[START Records for processing]
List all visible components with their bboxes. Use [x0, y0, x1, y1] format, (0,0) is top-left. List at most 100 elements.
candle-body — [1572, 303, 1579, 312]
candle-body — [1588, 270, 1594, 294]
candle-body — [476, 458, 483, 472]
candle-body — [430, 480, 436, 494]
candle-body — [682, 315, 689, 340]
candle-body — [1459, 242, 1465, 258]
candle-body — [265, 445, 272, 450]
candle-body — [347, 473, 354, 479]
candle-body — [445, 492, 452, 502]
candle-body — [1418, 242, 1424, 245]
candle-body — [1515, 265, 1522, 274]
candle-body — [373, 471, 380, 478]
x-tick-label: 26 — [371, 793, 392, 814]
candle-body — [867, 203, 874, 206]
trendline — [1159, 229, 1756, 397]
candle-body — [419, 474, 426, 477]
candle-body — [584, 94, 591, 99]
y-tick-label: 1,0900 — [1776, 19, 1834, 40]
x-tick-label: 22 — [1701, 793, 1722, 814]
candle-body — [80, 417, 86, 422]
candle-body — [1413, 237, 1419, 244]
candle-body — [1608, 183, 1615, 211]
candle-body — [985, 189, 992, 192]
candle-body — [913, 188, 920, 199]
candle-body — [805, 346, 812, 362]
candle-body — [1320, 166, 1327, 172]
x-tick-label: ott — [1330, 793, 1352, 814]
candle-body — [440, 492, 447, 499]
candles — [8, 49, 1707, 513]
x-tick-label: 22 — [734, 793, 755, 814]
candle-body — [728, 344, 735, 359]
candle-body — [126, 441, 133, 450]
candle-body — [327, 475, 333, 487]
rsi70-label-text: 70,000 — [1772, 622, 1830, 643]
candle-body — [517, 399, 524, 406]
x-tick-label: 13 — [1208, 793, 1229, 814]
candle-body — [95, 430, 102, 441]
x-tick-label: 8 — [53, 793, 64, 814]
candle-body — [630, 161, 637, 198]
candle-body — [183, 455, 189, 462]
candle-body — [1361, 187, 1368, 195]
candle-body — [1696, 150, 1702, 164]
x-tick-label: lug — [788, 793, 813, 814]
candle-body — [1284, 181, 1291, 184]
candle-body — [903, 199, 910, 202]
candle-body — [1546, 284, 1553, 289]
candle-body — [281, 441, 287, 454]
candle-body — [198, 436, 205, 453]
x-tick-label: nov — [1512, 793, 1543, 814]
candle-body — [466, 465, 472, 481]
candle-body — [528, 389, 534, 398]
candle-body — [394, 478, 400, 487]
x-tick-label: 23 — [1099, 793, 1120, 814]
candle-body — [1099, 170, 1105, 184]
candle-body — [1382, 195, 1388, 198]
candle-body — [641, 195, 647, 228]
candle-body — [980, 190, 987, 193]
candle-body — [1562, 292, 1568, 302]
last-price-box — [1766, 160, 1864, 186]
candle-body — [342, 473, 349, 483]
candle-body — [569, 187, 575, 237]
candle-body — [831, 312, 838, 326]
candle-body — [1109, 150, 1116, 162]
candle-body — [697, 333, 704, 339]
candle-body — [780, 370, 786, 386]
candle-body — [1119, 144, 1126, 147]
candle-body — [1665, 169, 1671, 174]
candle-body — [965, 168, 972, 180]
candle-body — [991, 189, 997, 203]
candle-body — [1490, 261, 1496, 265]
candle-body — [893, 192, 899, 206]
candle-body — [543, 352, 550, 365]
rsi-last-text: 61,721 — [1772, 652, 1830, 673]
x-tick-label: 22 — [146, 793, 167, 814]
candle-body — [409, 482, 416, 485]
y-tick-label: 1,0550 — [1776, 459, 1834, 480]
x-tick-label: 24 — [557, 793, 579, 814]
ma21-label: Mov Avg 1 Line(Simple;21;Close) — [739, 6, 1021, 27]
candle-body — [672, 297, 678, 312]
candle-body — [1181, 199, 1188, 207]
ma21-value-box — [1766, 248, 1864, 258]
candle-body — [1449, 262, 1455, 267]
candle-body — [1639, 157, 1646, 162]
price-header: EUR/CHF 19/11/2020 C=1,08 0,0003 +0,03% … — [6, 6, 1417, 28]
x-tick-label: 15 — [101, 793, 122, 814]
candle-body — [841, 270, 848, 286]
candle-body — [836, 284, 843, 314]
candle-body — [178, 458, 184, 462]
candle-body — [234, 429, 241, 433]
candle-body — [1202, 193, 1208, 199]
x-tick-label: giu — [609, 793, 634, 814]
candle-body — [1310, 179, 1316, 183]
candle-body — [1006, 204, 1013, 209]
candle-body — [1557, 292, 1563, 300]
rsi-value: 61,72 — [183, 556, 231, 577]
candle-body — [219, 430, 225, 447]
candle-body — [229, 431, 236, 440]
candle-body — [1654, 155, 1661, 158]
[END Records for processing]
The problem: Can you rewrite all of the material above, replacing every "candle-body" with "bar-body" and keeping everything else the same?

Final result:
List all visible components with their bboxes. Use [x0, y0, x1, y1] format, (0,0) is top-left. List at most 100 elements.
bar-body — [1572, 303, 1579, 312]
bar-body — [1588, 270, 1594, 294]
bar-body — [476, 458, 483, 472]
bar-body — [430, 480, 436, 494]
bar-body — [682, 315, 689, 340]
bar-body — [1459, 242, 1465, 258]
bar-body — [265, 445, 272, 450]
bar-body — [347, 473, 354, 479]
bar-body — [445, 492, 452, 502]
bar-body — [1418, 242, 1424, 245]
bar-body — [1515, 265, 1522, 274]
bar-body — [373, 471, 380, 478]
x-tick-label: 26 — [371, 793, 392, 814]
bar-body — [867, 203, 874, 206]
trendline — [1159, 229, 1756, 397]
bar-body — [419, 474, 426, 477]
bar-body — [584, 94, 591, 99]
y-tick-label: 1,0900 — [1776, 19, 1834, 40]
x-tick-label: 22 — [1701, 793, 1722, 814]
bar-body — [80, 417, 86, 422]
bar-body — [1413, 237, 1419, 244]
bar-body — [1608, 183, 1615, 211]
bar-body — [985, 189, 992, 192]
bar-body — [913, 188, 920, 199]
bar-body — [805, 346, 812, 362]
bar-body — [1320, 166, 1327, 172]
x-tick-label: ott — [1330, 793, 1352, 814]
bar-body — [440, 492, 447, 499]
candles — [8, 49, 1707, 513]
x-tick-label: 22 — [734, 793, 755, 814]
bar-body — [728, 344, 735, 359]
bar-body — [126, 441, 133, 450]
bar-body — [327, 475, 333, 487]
rsi70-label-text: 70,000 — [1772, 622, 1830, 643]
bar-body — [517, 399, 524, 406]
x-tick-label: 13 — [1208, 793, 1229, 814]
bar-body — [95, 430, 102, 441]
x-tick-label: 8 — [53, 793, 64, 814]
bar-body — [630, 161, 637, 198]
bar-body — [183, 455, 189, 462]
bar-body — [1361, 187, 1368, 195]
bar-body — [1696, 150, 1702, 164]
x-tick-label: lug — [788, 793, 813, 814]
bar-body — [1284, 181, 1291, 184]
bar-body — [903, 199, 910, 202]
bar-body — [1546, 284, 1553, 289]
bar-body — [281, 441, 287, 454]
bar-body — [198, 436, 205, 453]
x-tick-label: nov — [1512, 793, 1543, 814]
bar-body — [466, 465, 472, 481]
bar-body — [528, 389, 534, 398]
bar-body — [394, 478, 400, 487]
x-tick-label: 23 — [1099, 793, 1120, 814]
bar-body — [1099, 170, 1105, 184]
bar-body — [1382, 195, 1388, 198]
bar-body — [641, 195, 647, 228]
bar-body — [980, 190, 987, 193]
bar-body — [1562, 292, 1568, 302]
last-price-box — [1766, 160, 1864, 186]
bar-body — [342, 473, 349, 483]
bar-body — [569, 187, 575, 237]
bar-body — [831, 312, 838, 326]
bar-body — [1109, 150, 1116, 162]
bar-body — [697, 333, 704, 339]
bar-body — [780, 370, 786, 386]
bar-body — [1119, 144, 1126, 147]
bar-body — [1665, 169, 1671, 174]
bar-body — [965, 168, 972, 180]
bar-body — [991, 189, 997, 203]
bar-body — [1490, 261, 1496, 265]
bar-body — [893, 192, 899, 206]
bar-body — [543, 352, 550, 365]
rsi-last-text: 61,721 — [1772, 652, 1830, 673]
x-tick-label: 22 — [146, 793, 167, 814]
bar-body — [409, 482, 416, 485]
y-tick-label: 1,0550 — [1776, 459, 1834, 480]
x-tick-label: 24 — [557, 793, 579, 814]
ma21-label: Mov Avg 1 Line(Simple;21;Close) — [739, 6, 1021, 27]
bar-body — [672, 297, 678, 312]
bar-body — [1181, 199, 1188, 207]
ma21-value-box — [1766, 248, 1864, 258]
bar-body — [1449, 262, 1455, 267]
bar-body — [1639, 157, 1646, 162]
price-header: EUR/CHF 19/11/2020 C=1,08 0,0003 +0,03% … — [6, 6, 1417, 28]
x-tick-label: 15 — [101, 793, 122, 814]
bar-body — [841, 270, 848, 286]
bar-body — [836, 284, 843, 314]
bar-body — [178, 458, 184, 462]
bar-body — [234, 429, 241, 433]
bar-body — [1202, 193, 1208, 199]
x-tick-label: giu — [609, 793, 634, 814]
bar-body — [1310, 179, 1316, 183]
bar-body — [1006, 204, 1013, 209]
bar-body — [1557, 292, 1563, 300]
rsi-value: 61,72 — [183, 556, 231, 577]
bar-body — [219, 430, 225, 447]
bar-body — [229, 431, 236, 440]
bar-body — [1654, 155, 1661, 158]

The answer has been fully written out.